▶ Auszug
Ich kann mir vorstellen, dass Du Dir machtlos vorkommst und die einzigen Stellen, die Dir helfen können, die zeigen sich auch machtlos. Meine Kinder sind zwar noch nicht in dem Alter, dass ich es direkt nachvollziehen könnte, aber ich kann mir schon vorstellen, dass man machtlos ist, wenn die pupertierende Tochter anfängt ihren eigenen Kopf durchzusetzen und ihre eigenen Erfahrungen machten möchte.
Ich finde es eigenartig, dass sie sich so distanziert hat. Wie war denn eurer Vertrauensverhältnis bevor sie den Jungen kennengelernt hat? Hat sie früher denn mit Dir über alles gesprochen? Falls es so war, muß ich auch davon ausgehen, dass es der Einfluss des Jungen ist, der sie Dir entzieht und so entfernt.
Wie Du allerdings festgestellt hast, haben sämtliche Aktionen bisher fehlgeschlagen und wie es sich anhört, irgendwie noch weiter von Dir entfernt.
Vielleicht solltest Du mal versuchen (auch wenn es schwer ist als Mutter) sie wirklich ziehen zu lassen, aber doch irgndwie ein Auge auf sie zu werfen. Ich meine, sie zwar beobachten, aber zu ihren Aktivitäten nichts mehr zu unternehmen. Vielleicht klappt ja der entgegengesetzte Weg.
Lass sie zugleich aber auch wissen, dass Du für sie da bist, wenn etwas ist. Dies kannst Du ihr vermitteln, indem Du ihr in Gesprächen halt zuhörst, Dich nicht äußerst oder Möglichkeiten anbietest, sondern einfach nur sagst: ok und wenn was ist, ich bin für Dich da. Die Grenzen setzt natürlich Du. Es ist klar, dass Du nicht zustimmen kannst, wenn sie Dir sagt, dass sie die Schule schmeißen will. Aber ich denke, Du hast verstanden, was ich meine. Sie wird Dir wahrscheinlich erzählen wo sie hingeht und was sie vor hat, kann ich mir vorstellen. Versuche halt in Zukunft zu nicken und sage ihr zugleich, dass Du da bist, wenn etwas ist. Vielleicht klappt es ja, denn die Methode, die Du bisher anwendest, scheint sie nur noch mehr zu entfernen.

▶ Deine Aufgabe
Setze den Auszug über die Mutter und ihre pubertierende Tochter nach seinem letzten Satz fort.

▶ Die Einträge
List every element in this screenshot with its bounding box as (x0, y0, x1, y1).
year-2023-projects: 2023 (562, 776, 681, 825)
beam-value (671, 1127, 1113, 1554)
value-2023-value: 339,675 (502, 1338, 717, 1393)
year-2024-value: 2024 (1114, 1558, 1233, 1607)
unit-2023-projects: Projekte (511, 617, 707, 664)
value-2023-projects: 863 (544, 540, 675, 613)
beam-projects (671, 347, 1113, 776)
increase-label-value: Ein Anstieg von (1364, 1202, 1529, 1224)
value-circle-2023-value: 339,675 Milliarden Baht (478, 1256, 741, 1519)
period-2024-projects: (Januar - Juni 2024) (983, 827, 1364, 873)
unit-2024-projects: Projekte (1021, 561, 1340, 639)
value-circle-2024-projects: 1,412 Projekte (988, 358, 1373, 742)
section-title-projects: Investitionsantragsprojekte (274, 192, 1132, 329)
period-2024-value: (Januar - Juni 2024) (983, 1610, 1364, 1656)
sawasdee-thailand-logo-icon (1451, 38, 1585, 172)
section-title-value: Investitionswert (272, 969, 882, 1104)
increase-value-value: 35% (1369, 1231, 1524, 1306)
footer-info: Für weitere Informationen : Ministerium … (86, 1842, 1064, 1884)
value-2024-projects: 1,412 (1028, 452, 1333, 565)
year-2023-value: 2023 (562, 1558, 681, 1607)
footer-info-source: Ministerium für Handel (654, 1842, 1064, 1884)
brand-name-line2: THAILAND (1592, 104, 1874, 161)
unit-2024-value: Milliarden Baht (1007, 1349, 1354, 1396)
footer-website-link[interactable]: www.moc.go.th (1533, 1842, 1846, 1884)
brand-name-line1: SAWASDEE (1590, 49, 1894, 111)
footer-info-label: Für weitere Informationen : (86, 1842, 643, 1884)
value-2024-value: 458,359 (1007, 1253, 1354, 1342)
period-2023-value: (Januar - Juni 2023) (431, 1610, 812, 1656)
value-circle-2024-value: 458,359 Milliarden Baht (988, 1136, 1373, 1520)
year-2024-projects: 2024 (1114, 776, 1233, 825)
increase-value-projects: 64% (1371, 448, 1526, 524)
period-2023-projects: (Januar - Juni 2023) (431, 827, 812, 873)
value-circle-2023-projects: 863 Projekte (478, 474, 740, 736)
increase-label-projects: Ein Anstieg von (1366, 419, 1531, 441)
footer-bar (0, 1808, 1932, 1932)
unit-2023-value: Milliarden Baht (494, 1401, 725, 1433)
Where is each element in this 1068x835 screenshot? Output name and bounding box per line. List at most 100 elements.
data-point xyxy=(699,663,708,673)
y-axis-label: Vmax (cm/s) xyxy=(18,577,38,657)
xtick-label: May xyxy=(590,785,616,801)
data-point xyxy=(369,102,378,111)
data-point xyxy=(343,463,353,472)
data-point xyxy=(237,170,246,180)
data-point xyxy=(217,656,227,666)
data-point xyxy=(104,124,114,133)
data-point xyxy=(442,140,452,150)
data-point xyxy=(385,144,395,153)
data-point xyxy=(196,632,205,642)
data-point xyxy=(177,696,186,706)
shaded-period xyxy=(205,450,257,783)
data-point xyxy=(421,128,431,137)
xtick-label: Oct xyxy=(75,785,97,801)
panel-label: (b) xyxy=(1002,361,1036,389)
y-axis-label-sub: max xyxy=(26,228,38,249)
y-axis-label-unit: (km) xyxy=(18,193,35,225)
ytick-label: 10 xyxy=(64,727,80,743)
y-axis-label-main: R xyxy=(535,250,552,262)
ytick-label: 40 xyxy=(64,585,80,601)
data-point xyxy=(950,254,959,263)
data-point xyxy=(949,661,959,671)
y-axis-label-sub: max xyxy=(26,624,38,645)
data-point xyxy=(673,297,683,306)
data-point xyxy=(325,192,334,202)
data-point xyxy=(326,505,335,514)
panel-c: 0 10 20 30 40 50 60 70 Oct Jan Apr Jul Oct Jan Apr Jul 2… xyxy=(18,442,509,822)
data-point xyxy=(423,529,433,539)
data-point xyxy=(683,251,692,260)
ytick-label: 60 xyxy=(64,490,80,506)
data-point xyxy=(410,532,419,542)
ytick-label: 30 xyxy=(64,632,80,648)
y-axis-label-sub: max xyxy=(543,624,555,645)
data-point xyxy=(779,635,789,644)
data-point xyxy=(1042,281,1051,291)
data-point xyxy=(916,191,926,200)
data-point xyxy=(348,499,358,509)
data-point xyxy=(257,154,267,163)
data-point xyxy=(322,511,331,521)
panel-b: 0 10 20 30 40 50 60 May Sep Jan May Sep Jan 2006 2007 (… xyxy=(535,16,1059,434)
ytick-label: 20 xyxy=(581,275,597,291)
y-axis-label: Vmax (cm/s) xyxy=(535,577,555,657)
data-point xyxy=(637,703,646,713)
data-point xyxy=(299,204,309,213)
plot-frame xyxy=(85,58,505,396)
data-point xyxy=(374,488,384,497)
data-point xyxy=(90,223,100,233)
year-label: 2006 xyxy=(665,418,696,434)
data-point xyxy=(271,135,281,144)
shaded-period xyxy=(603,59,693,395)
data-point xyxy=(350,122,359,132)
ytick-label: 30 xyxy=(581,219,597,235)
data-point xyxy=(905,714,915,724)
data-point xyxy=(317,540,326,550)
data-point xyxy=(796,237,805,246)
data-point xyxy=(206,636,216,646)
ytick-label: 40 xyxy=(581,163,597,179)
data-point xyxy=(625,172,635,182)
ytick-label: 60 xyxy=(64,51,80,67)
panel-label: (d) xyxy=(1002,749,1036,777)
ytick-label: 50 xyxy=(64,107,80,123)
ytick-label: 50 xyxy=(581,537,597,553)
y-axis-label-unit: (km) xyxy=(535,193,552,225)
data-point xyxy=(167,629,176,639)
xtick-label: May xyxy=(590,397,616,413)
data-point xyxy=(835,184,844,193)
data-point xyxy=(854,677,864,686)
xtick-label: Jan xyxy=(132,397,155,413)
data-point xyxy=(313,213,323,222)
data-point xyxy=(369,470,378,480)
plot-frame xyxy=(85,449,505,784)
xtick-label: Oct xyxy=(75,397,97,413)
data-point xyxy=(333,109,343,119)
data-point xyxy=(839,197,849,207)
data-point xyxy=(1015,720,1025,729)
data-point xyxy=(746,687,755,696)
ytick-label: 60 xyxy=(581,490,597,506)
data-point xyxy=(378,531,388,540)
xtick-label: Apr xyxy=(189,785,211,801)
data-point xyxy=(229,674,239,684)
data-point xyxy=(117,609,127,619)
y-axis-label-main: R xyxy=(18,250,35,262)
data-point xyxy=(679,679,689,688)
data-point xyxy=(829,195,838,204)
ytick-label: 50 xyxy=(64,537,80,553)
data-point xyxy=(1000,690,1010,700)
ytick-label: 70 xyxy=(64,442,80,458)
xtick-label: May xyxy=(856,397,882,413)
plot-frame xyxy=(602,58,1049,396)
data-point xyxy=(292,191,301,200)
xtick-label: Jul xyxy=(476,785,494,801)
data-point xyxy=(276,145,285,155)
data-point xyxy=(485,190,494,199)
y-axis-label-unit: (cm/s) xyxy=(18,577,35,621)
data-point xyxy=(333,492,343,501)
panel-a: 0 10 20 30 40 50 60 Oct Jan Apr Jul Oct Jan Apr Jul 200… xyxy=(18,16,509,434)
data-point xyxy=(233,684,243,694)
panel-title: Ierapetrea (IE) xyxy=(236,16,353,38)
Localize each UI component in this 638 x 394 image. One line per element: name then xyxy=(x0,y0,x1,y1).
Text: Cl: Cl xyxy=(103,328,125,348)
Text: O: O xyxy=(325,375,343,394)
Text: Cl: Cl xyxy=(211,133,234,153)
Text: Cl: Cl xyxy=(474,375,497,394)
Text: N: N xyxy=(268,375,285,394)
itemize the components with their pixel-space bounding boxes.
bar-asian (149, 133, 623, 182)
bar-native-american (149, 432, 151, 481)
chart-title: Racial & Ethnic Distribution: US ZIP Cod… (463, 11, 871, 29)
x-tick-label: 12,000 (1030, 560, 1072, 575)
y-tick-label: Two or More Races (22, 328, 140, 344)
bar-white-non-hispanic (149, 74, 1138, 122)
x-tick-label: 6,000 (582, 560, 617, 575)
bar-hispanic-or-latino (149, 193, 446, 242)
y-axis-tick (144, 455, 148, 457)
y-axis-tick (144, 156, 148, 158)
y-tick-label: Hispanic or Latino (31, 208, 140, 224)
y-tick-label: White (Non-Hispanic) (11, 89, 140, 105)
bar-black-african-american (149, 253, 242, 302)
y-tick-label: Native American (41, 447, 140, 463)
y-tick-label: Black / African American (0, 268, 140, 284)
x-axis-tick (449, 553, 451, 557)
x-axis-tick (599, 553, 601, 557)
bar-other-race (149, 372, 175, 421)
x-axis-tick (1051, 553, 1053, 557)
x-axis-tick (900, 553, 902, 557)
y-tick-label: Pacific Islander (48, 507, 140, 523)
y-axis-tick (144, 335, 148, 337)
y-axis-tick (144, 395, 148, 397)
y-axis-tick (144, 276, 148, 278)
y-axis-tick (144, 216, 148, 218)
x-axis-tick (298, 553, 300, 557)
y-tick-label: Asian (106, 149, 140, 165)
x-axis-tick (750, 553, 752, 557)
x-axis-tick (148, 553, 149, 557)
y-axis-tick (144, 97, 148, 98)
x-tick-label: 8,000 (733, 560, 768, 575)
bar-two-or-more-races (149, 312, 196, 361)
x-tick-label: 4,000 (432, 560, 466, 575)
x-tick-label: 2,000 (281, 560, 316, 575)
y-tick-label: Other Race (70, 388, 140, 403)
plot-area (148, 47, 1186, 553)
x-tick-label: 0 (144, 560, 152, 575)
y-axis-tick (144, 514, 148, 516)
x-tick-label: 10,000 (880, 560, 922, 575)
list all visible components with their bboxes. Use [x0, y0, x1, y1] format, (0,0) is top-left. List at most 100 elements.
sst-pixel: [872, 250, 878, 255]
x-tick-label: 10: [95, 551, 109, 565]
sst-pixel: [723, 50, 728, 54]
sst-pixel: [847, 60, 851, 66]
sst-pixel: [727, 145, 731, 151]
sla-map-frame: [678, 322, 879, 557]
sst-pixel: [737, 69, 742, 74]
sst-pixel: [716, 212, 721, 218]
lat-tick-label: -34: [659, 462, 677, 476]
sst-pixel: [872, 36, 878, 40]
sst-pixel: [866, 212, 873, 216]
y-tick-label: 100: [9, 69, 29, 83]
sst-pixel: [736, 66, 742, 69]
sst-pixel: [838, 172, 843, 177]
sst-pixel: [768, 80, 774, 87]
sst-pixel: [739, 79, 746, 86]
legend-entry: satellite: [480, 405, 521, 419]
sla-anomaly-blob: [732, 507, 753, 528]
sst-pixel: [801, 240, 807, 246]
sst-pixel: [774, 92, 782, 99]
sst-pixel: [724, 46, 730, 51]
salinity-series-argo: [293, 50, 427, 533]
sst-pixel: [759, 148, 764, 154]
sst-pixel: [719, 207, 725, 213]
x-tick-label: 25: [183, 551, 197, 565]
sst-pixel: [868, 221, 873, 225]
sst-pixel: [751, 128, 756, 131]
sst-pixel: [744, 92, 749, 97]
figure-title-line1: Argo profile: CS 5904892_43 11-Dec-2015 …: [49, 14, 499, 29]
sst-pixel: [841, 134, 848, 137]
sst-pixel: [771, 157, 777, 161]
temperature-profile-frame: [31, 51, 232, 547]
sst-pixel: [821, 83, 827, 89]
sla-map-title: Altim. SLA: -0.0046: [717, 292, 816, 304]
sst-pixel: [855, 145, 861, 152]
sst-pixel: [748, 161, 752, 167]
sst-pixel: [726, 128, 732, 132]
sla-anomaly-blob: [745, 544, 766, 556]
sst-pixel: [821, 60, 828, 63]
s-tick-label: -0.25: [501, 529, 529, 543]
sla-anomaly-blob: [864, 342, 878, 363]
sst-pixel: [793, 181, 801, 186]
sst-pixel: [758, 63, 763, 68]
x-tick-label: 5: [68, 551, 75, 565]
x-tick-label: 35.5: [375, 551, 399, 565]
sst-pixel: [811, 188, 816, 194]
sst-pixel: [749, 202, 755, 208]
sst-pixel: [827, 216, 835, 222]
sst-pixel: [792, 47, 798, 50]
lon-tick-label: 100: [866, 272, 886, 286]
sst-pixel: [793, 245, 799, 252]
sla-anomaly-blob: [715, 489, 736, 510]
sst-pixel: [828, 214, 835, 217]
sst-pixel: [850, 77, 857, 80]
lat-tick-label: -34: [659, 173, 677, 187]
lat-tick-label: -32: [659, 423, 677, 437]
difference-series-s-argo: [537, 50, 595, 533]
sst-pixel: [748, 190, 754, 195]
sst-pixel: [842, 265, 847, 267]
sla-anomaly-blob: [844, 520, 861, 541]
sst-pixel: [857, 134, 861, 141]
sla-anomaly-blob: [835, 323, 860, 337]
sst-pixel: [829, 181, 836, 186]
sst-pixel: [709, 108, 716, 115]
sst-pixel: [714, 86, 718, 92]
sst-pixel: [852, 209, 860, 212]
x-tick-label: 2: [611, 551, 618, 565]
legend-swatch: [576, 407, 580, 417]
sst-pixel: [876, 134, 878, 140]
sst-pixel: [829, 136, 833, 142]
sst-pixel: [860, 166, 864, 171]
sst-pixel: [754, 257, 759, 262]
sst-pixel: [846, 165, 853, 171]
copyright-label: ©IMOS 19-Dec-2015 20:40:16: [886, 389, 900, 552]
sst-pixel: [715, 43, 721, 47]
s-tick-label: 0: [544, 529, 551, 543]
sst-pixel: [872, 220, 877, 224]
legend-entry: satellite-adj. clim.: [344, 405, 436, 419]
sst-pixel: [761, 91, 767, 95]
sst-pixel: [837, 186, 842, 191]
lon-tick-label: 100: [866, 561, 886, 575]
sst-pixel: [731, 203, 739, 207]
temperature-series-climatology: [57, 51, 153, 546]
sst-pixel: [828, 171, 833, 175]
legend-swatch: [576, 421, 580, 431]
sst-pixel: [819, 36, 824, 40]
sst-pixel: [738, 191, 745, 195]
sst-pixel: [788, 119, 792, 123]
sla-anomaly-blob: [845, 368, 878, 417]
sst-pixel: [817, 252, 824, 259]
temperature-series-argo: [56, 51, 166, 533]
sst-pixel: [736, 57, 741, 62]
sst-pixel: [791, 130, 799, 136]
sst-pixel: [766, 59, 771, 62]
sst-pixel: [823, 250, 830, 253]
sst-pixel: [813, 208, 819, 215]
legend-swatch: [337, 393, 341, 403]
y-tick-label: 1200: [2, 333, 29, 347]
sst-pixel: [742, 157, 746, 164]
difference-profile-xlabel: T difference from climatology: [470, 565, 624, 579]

▶ Deine Antwort
Sie will ihre Erfahrungen selber machen, dann soll sie es. Du wirst sie nicht drehen können im Moment.
Wenn der Junge wirklich solche einen schlechten Einfluß hat, dann wird es vielleicht automatisch bald eine Trennung geben und sie kommt von alleine zurück.
Ihr Hausarrest zu erteilen, halte ich bei ihr für reichlich sinnlos, denn sie wird wieder abhauen, wie sie schon getan hat. Sie versucht sich halt so Deinen Befehlen zu wiedersetzen.
Ich weiß, dass Du verantwortlich für sie bist, aber die Strenge, die jetzt vielleicht viele durchziehen würden, scheinen sie zu entfernen. Klar, gibt es Menschen die sagen: knallhart und Kontakte verbieten. Andere wiederum sagen: Leinen locker und stolpern lassen.
Ich weiß nicht, welches der richtige Weg wäre und ich wählen würde. Ich denke, dass kannst Du nur alleine entscheiden, denn Du kennst Deine Tochter. Jeder Mensch ist unterschiedlich.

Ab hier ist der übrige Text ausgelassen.